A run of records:

%%

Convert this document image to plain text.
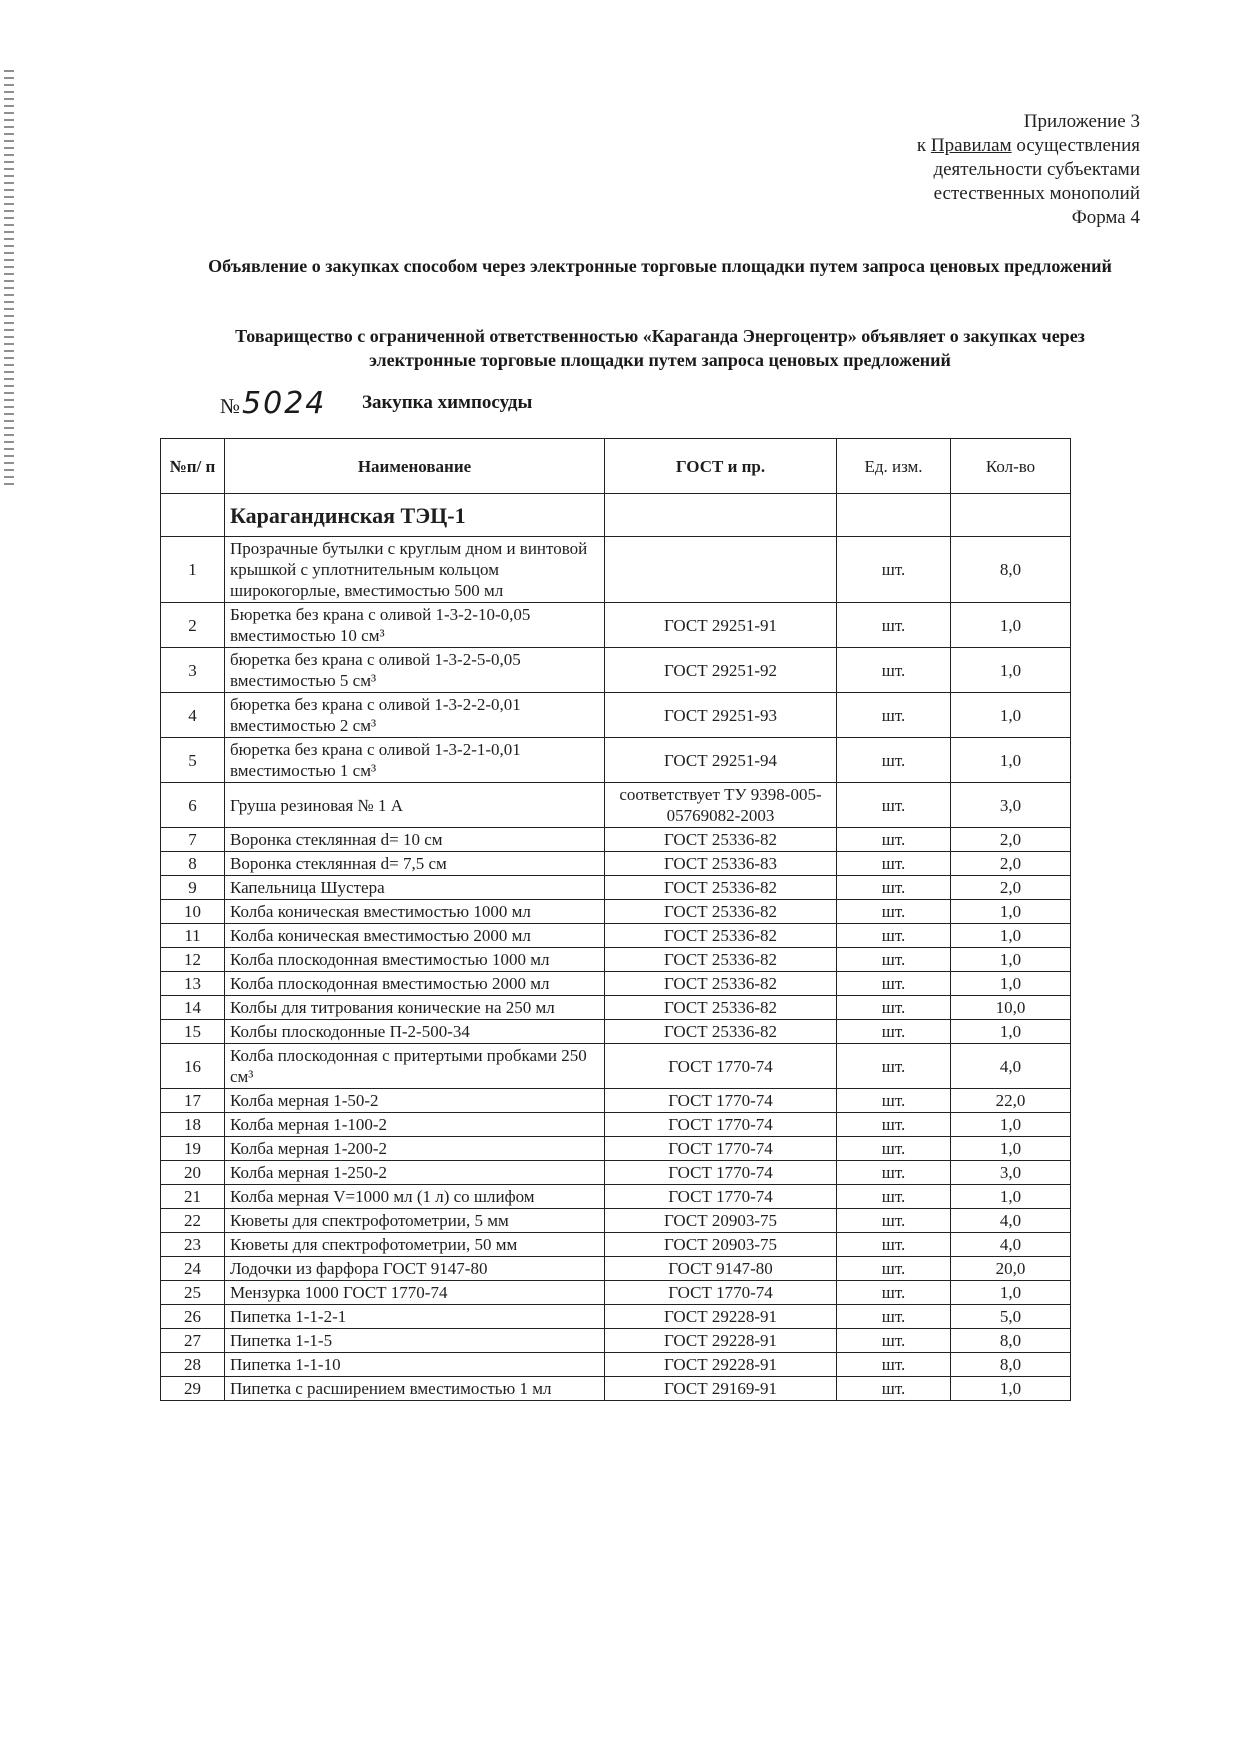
Приложение 3
к Правилам осуществления
деятельности субъектами
естественных монополий
Форма 4
Объявление о закупках способом через электронные торговые площадки путем запроса ценовых предложений
Товарищество с ограниченной ответственностью «Караганда Энергоцентр» объявляет о закупках через электронные торговые площадки путем запроса ценовых предложений
№5024 Закупка химпосуды
№п/ п	Наименование	ГОСТ и пр.	Ед. изм.	Кол-во
	Карагандинская ТЭЦ-1			
1	Прозрачные бутылки с круглым дном и винтовой крышкой с уплотнительным кольцом широкогорлые, вместимостью 500 мл		шт.	8,0
2	Бюретка без крана с оливой 1-3-2-10-0,05 вместимостью 10 см³	ГОСТ 29251-91	шт.	1,0
3	бюретка без крана с оливой 1-3-2-5-0,05 вместимостью 5 см³	ГОСТ 29251-92	шт.	1,0
4	бюретка без крана с оливой 1-3-2-2-0,01 вместимостью 2 см³	ГОСТ 29251-93	шт.	1,0
5	бюретка без крана с оливой 1-3-2-1-0,01 вместимостью 1 см³	ГОСТ 29251-94	шт.	1,0
6	Груша резиновая № 1 А	соответствует ТУ 9398-005-05769082-2003	шт.	3,0
7	Воронка стеклянная d= 10 см	ГОСТ 25336-82	шт.	2,0
8	Воронка стеклянная d= 7,5 см	ГОСТ 25336-83	шт.	2,0
9	Капельница Шустера	ГОСТ 25336-82	шт.	2,0
10	Колба коническая вместимостью 1000 мл	ГОСТ 25336-82	шт.	1,0
11	Колба коническая вместимостью 2000 мл	ГОСТ 25336-82	шт.	1,0
12	Колба плоскодонная вместимостью 1000 мл	ГОСТ 25336-82	шт.	1,0
13	Колба плоскодонная вместимостью 2000 мл	ГОСТ 25336-82	шт.	1,0
14	Колбы для титрования конические на 250 мл	ГОСТ 25336-82	шт.	10,0
15	Колбы плоскодонные П-2-500-34	ГОСТ 25336-82	шт.	1,0
16	Колба плоскодонная с притертыми пробками 250 см³	ГОСТ 1770-74	шт.	4,0
17	Колба мерная 1-50-2	ГОСТ 1770-74	шт.	22,0
18	Колба мерная 1-100-2	ГОСТ 1770-74	шт.	1,0
19	Колба мерная 1-200-2	ГОСТ 1770-74	шт.	1,0
20	Колба мерная 1-250-2	ГОСТ 1770-74	шт.	3,0
21	Колба мерная V=1000 мл (1 л) со шлифом	ГОСТ 1770-74	шт.	1,0
22	Кюветы для спектрофотометрии, 5 мм	ГОСТ 20903-75	шт.	4,0
23	Кюветы для спектрофотометрии, 50 мм	ГОСТ 20903-75	шт.	4,0
24	Лодочки из фарфора ГОСТ 9147-80	ГОСТ 9147-80	шт.	20,0
25	Мензурка 1000 ГОСТ 1770-74	ГОСТ 1770-74	шт.	1,0
26	Пипетка 1-1-2-1	ГОСТ 29228-91	шт.	5,0
27	Пипетка 1-1-5	ГОСТ 29228-91	шт.	8,0
28	Пипетка 1-1-10	ГОСТ 29228-91	шт.	8,0
29	Пипетка с расширением вместимостью 1 мл	ГОСТ 29169-91	шт.	1,0
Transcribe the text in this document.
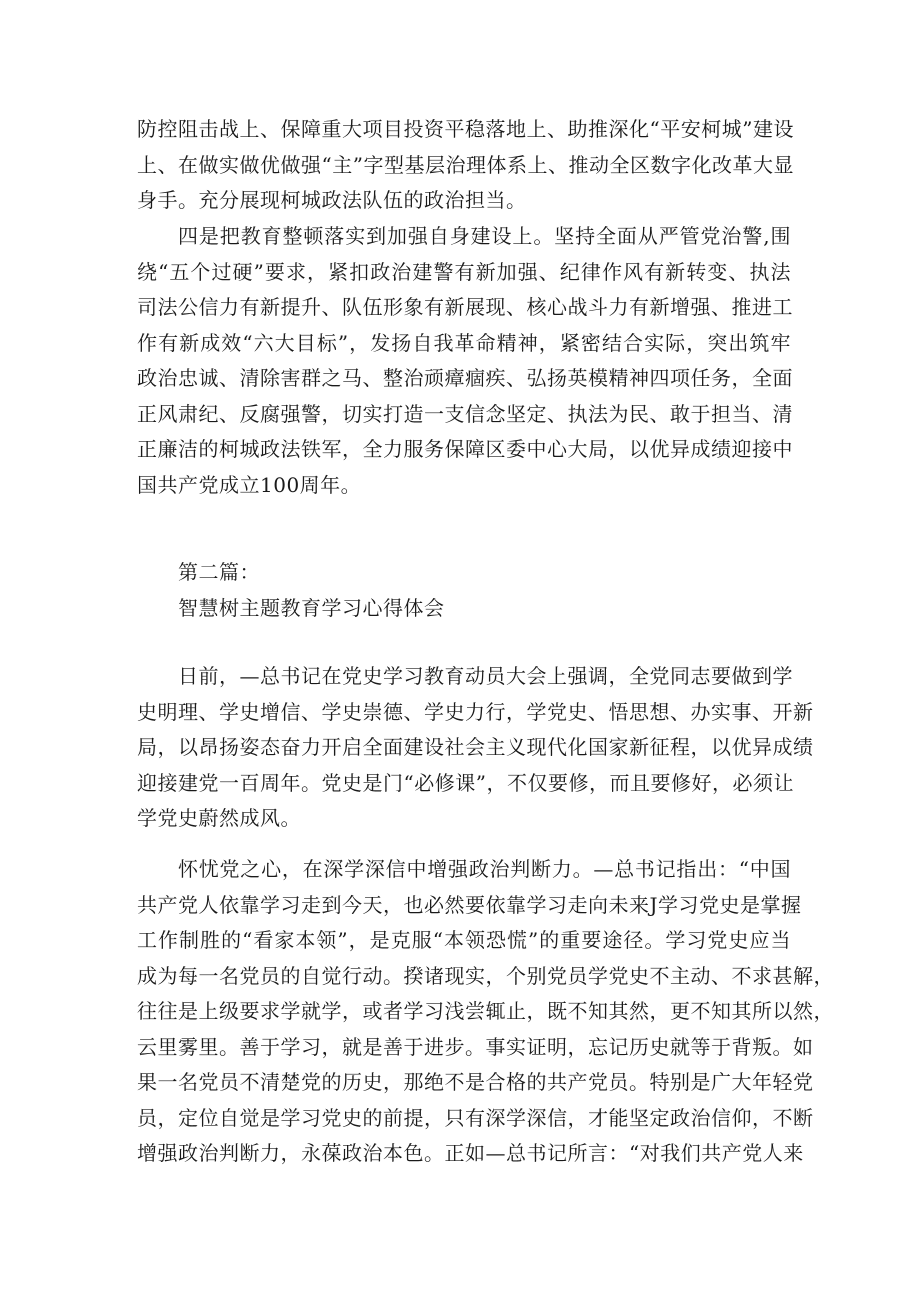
防控阻击战上、保障重大项目投资平稳落地上、助推深化“平安柯城”建设
上、在做实做优做强“主”字型基层治理体系上、推动全区数字化改革大显
身手。充分展现柯城政法队伍的政治担当。
四是把教育整顿落实到加强自身建设上。坚持全面从严管党治警,围
绕“五个过硬”要求，紧扣政治建警有新加强、纪律作风有新转变、执法
司法公信力有新提升、队伍形象有新展现、核心战斗力有新增强、推进工
作有新成效“六大目标”，发扬自我革命精神，紧密结合实际，突出筑牢
政治忠诚、清除害群之马、整治顽瘴痼疾、弘扬英模精神四项任务，全面
正风肃纪、反腐强警，切实打造一支信念坚定、执法为民、敢于担当、清
正廉洁的柯城政法铁军，全力服务保障区委中心大局，以优异成绩迎接中
国共产党成立100周年。
第二篇：
智慧树主题教育学习心得体会
日前，—总书记在党史学习教育动员大会上强调，全党同志要做到学
史明理、学史增信、学史崇德、学史力行，学党史、悟思想、办实事、开新
局，以昂扬姿态奋力开启全面建设社会主义现代化国家新征程，以优异成绩
迎接建党一百周年。党史是门“必修课”，不仅要修，而且要修好，必须让
学党史蔚然成风。
怀忧党之心，在深学深信中增强政治判断力。—总书记指出：“中国
共产党人依靠学习走到今天，也必然要依靠学习走向未来J学习党史是掌握
工作制胜的“看家本领”，是克服“本领恐慌”的重要途径。学习党史应当
成为每一名党员的自觉行动。揆诸现实，个别党员学党史不主动、不求甚解，
往往是上级要求学就学，或者学习浅尝辄止，既不知其然，更不知其所以然，
云里雾里。善于学习，就是善于进步。事实证明，忘记历史就等于背叛。如
果一名党员不清楚党的历史，那绝不是合格的共产党员。特别是广大年轻党
员，定位自觉是学习党史的前提，只有深学深信，才能坚定政治信仰，不断
增强政治判断力，永葆政治本色。正如—总书记所言：“对我们共产党人来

%%

- _Aim_
From the data above, show each line that contains "Кюветы".

- _Reply to the task_
22	Кюветы для спектрофотометрии, 5 мм	ГОСТ 20903-75	шт.	4,0
23	Кюветы для спектрофотометрии, 50 мм	ГОСТ 20903-75	шт.	4,0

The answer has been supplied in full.